AIM OF THE EXERCISE:
All the entries need to be quoted exactly, apart from the pictures, which you should drop.
═══ RECORDS FOR PROCESSING
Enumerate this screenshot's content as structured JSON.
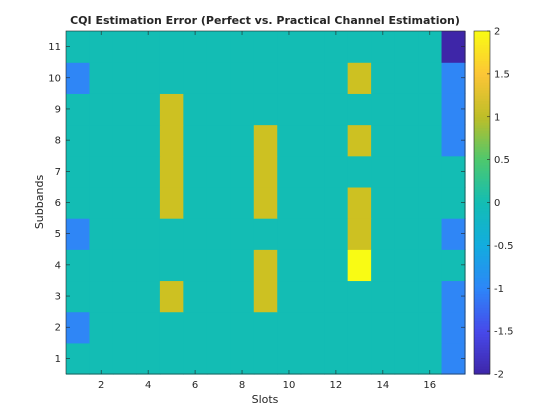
{
  "chart_data": {
    "type": "heatmap",
    "title": "CQI Estimation Error (Perfect vs. Practical Channel Estimation)",
    "xlabel": "Slots",
    "ylabel": "Subbands",
    "x_range": [
      1,
      17
    ],
    "y_range": [
      1,
      11
    ],
    "xticks": [
      "2",
      "4",
      "6",
      "8",
      "10",
      "12",
      "14",
      "16"
    ],
    "yticks": [
      "1",
      "2",
      "3",
      "4",
      "5",
      "6",
      "7",
      "8",
      "9",
      "10",
      "11"
    ],
    "colorbar": {
      "range": [
        -2,
        2
      ],
      "ticks": [
        "-2",
        "-1.5",
        "-1",
        "-0.5",
        "0",
        "0.5",
        "1",
        "1.5",
        "2"
      ],
      "colormap": "parula"
    },
    "values": [
      [
        0,
        0,
        0,
        0,
        0,
        0,
        0,
        0,
        0,
        0,
        0,
        0,
        0,
        0,
        0,
        0,
        -1
      ],
      [
        -1,
        0,
        0,
        0,
        0,
        0,
        0,
        0,
        0,
        0,
        0,
        0,
        0,
        0,
        0,
        0,
        -1
      ],
      [
        0,
        0,
        0,
        0,
        1,
        0,
        0,
        0,
        1,
        0,
        0,
        0,
        0,
        0,
        0,
        0,
        -1
      ],
      [
        0,
        0,
        0,
        0,
        0,
        0,
        0,
        0,
        1,
        0,
        0,
        0,
        2,
        0,
        0,
        0,
        0
      ],
      [
        -1,
        0,
        0,
        0,
        0,
        0,
        0,
        0,
        0,
        0,
        0,
        0,
        1,
        0,
        0,
        0,
        -1
      ],
      [
        0,
        0,
        0,
        0,
        1,
        0,
        0,
        0,
        1,
        0,
        0,
        0,
        1,
        0,
        0,
        0,
        0
      ],
      [
        0,
        0,
        0,
        0,
        1,
        0,
        0,
        0,
        1,
        0,
        0,
        0,
        0,
        0,
        0,
        0,
        0
      ],
      [
        0,
        0,
        0,
        0,
        1,
        0,
        0,
        0,
        1,
        0,
        0,
        0,
        1,
        0,
        0,
        0,
        -1
      ],
      [
        0,
        0,
        0,
        0,
        1,
        0,
        0,
        0,
        0,
        0,
        0,
        0,
        0,
        0,
        0,
        0,
        -1
      ],
      [
        -1,
        0,
        0,
        0,
        0,
        0,
        0,
        0,
        0,
        0,
        0,
        0,
        1,
        0,
        0,
        0,
        -1
      ],
      [
        0,
        0,
        0,
        0,
        0,
        0,
        0,
        0,
        0,
        0,
        0,
        0,
        0,
        0,
        0,
        0,
        -2
      ]
    ]
  }
}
══════
WRITTEN SOLUTION:
Enumerate this screenshot's content as structured JSON.
{
  "chart_data": {
    "type": "heatmap",
    "title": "CQI Estimation Error (Perfect vs. Practical Channel Estimation)",
    "xlabel": "Slots",
    "ylabel": "Subbands",
    "x_range": [
      1,
      17
    ],
    "y_range": [
      1,
      11
    ],
    "xticks": [
      "2",
      "4",
      "6",
      "8",
      "10",
      "12",
      "14",
      "16"
    ],
    "yticks": [
      "1",
      "2",
      "3",
      "4",
      "5",
      "6",
      "7",
      "8",
      "9",
      "10",
      "11"
    ],
    "colorbar": {
      "range": [
        -2,
        2
      ],
      "ticks": [
        "-2",
        "-1.5",
        "-1",
        "-0.5",
        "0",
        "0.5",
        "1",
        "1.5",
        "2"
      ],
      "colormap": "parula"
    },
    "values": [
      [
        0,
        0,
        0,
        0,
        0,
        0,
        0,
        0,
        0,
        0,
        0,
        0,
        0,
        0,
        0,
        0,
        -1
      ],
      [
        -1,
        0,
        0,
        0,
        0,
        0,
        0,
        0,
        0,
        0,
        0,
        0,
        0,
        0,
        0,
        0,
        -1
      ],
      [
        0,
        0,
        0,
        0,
        1,
        0,
        0,
        0,
        1,
        0,
        0,
        0,
        0,
        0,
        0,
        0,
        -1
      ],
      [
        0,
        0,
        0,
        0,
        0,
        0,
        0,
        0,
        1,
        0,
        0,
        0,
        2,
        0,
        0,
        0,
        0
      ],
      [
        -1,
        0,
        0,
        0,
        0,
        0,
        0,
        0,
        0,
        0,
        0,
        0,
        1,
        0,
        0,
        0,
        -1
      ],
      [
        0,
        0,
        0,
        0,
        1,
        0,
        0,
        0,
        1,
        0,
        0,
        0,
        1,
        0,
        0,
        0,
        0
      ],
      [
        0,
        0,
        0,
        0,
        1,
        0,
        0,
        0,
        1,
        0,
        0,
        0,
        0,
        0,
        0,
        0,
        0
      ],
      [
        0,
        0,
        0,
        0,
        1,
        0,
        0,
        0,
        1,
        0,
        0,
        0,
        1,
        0,
        0,
        0,
        -1
      ],
      [
        0,
        0,
        0,
        0,
        1,
        0,
        0,
        0,
        0,
        0,
        0,
        0,
        0,
        0,
        0,
        0,
        -1
      ],
      [
        -1,
        0,
        0,
        0,
        0,
        0,
        0,
        0,
        0,
        0,
        0,
        0,
        1,
        0,
        0,
        0,
        -1
      ],
      [
        0,
        0,
        0,
        0,
        0,
        0,
        0,
        0,
        0,
        0,
        0,
        0,
        0,
        0,
        0,
        0,
        -2
      ]
    ]
  }
}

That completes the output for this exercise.